[FRAGMENTO]
=-=-=
Las dos iniciativas, sometidas ya a información pública, buscan responder al incremento previsto de la demanda eléctrica hasta 2031 y acelerar la integración de energías renovables en unos sistemas caracterizados por su aislamiento, elevada dependencia de combustibles fósiles y mayores costes de generación respecto al sistema peninsular.
El nuevo procedimiento competitivo llega tras la adjudicación de más de 1.450 MW en el primer concurso de potencia firme, resuelto el pasado mes de febrero. A partir de ese resultado, Red Eléctrica, como operador del sistema, actualizó las necesidades de cobertura para los próximos cinco años y concluyó que será necesario incorporar nueva capacidad gestionable para garantizar el suministro.
Canarias concentrará la mayor parte de la potencia convocada, con 707,5 MW repartidos entre Gran Canaria (320 MW), Tenerife-La Gomera (230,5 MW), Lanzarote-Fuerteventura (95 MW), La Palma (52 MW) y El Hierro (10 MW). Baleares contará con una convocatoria de 80 MW, mientras que Melilla dispondrá de 32 MW y Ceuta de 1 MW.
Al igual que en la convocatoria anterior, podrán concurrir nuevos grupos de generación gestionable, inversiones para modernizar instalaciones existentes y proyectos destinados a ampliar la vida útil regulatoria de centrales ya operativas. La selección combinará criterios económicos y técnicos con requisitos ambientales. Entre ellos destaca el límite máximo de emisiones de 550 gramos de CO2 por kilovatio hora, así como aspectos relacionados con la ubicación de las instalaciones, la capacidad de autoenergización y una mayor exigencia en términos de eficiencia.
En el caso de Canarias, el Ministerio introduce además medidas para favorecer la renovación del parque térmico. Los grupos que superen los 40 años de antigüedad en 2031 tendrán una valoración menos favorable, mientras que las nuevas instalaciones deberán estar preparadas para utilizar al menos un 5 % de combustibles de origen renovable cuando exista disponibilidad.
Regulación del almacenamiento
Junto al concurso, Transición Ecológica ha iniciado la tramitación de una modificación del Real Decreto 738/2015 que establece el primer marco regulatorio para el almacenamiento eléctrico en los territorios no peninsulares. La futura norma reconoce tanto las instalaciones independientes como las hibridadas con plantas eólicas y fotovoltaicas, con el objetivo de aportar flexibilidad al sistema y facilitar una mayor penetración de las energías renovables.
=-=-=
[DATOS PROPORCIONADOS]

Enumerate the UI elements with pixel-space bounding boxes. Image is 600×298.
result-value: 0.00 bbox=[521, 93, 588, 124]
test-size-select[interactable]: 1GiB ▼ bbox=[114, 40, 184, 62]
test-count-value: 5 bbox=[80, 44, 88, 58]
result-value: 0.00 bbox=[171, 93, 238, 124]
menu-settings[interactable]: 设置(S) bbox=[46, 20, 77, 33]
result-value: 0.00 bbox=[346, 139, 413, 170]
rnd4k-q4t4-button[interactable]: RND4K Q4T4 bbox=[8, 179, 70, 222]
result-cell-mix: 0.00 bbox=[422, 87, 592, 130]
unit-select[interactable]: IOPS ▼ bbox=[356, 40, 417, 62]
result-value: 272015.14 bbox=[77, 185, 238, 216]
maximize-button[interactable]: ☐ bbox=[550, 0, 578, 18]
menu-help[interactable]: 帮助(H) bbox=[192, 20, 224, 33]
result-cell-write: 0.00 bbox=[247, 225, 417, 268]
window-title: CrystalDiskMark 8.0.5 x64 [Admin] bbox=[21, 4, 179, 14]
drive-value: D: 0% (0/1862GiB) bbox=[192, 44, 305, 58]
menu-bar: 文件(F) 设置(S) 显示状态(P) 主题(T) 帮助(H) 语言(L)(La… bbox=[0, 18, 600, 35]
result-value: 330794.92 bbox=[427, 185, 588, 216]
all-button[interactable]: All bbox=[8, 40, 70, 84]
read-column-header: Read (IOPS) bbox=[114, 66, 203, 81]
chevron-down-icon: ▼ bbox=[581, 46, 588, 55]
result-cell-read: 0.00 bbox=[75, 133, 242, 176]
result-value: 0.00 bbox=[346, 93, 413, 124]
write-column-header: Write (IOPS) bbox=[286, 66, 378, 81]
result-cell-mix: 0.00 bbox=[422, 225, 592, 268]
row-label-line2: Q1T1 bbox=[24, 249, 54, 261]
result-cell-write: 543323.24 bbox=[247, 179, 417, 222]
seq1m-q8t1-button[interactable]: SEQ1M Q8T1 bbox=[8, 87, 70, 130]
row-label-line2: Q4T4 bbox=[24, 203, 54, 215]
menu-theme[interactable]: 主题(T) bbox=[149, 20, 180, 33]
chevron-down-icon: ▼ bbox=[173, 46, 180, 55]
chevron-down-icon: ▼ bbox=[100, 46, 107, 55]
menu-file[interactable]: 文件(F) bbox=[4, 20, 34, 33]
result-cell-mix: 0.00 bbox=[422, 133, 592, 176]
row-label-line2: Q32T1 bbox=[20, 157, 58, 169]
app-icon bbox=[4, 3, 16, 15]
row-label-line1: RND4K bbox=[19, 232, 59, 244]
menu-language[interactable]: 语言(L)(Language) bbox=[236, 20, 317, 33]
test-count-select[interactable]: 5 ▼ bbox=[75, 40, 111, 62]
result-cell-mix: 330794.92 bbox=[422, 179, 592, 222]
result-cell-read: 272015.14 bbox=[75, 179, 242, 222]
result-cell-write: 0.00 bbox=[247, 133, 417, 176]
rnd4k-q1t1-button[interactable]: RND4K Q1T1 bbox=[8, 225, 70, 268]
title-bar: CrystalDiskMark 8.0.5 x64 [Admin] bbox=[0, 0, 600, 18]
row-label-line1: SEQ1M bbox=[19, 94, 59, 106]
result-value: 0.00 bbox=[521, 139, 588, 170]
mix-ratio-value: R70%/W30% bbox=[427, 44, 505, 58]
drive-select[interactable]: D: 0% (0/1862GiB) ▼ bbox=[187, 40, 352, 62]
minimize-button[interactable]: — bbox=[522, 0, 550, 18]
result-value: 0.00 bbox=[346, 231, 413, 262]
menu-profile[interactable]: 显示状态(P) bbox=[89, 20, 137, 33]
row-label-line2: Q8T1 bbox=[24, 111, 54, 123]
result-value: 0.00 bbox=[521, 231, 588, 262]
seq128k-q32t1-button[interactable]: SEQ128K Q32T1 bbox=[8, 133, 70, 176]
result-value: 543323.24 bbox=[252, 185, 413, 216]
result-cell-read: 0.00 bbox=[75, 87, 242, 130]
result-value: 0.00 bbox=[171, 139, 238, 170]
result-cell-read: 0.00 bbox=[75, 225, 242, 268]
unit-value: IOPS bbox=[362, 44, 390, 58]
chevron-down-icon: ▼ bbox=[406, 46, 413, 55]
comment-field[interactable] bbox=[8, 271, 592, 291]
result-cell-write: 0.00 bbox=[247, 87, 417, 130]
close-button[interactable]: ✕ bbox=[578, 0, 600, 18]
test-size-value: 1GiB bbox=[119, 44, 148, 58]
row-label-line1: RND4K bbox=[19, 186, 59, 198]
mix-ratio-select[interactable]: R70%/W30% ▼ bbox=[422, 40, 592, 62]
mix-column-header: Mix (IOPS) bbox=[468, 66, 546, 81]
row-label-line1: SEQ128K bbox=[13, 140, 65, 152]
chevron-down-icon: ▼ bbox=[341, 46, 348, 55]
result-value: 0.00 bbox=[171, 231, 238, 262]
=-=-=
[ORDEN DE TRABAJO A]
Responde con los datos de la noticia sobre el concurso de potencia firme:
(i) ¿Cuánta potencia se adjudicó en el primer concurso de potencia firme?
(ii) ¿Cuántos MW corresponden a El Hierro en la nueva convocatoria?
(iii) ¿Qué real decreto se propone modificar para regular el almacenamiento eléctrico?
[ORDEN DE TRABAJO B]
Reproduce fielmente el pasaje de la noticia sobre el concurso de potencia firme que empieza en "En el caso de" y termina en "cuando exista disponibilidad.".
[ORDEN DE TRABAJO C]
Continúa la noticia sobre el concurso de potencia firme a partir del punto en que se detiene.

[RESPUESTA A]
(i) Más de 1.450 MW.
(ii) 10 MW.
(iii) El Real Decreto 738/2015.

[RESPUESTA B]
En el caso de Canarias, el Ministerio introduce además medidas para favorecer la renovación del parque térmico. Los grupos que superen los 40 años de antigüedad en 2031 tendrán una valoración menos favorable, mientras que las nuevas instalaciones deberán estar preparadas para utilizar al menos un 5 % de combustibles de origen renovable cuando exista disponibilidad.

[RESPUESTA C]
La propuesta incorpora además nuevas señales económicas para incentivar estas inversiones. Entre las novedades figura la publicación del precio medio marginal de generación en los sistemas eléctricos canarios, que servirá de referencia para que las baterías independientes puedan competir con la generación convencional. En el caso de los sistemas de almacenamiento asociados a instalaciones renovables, el despacho se apoyará en el denominado "factor de hueco térmico", que incentivará la entrega de energía en los momentos de mayor necesidad de generación fósil.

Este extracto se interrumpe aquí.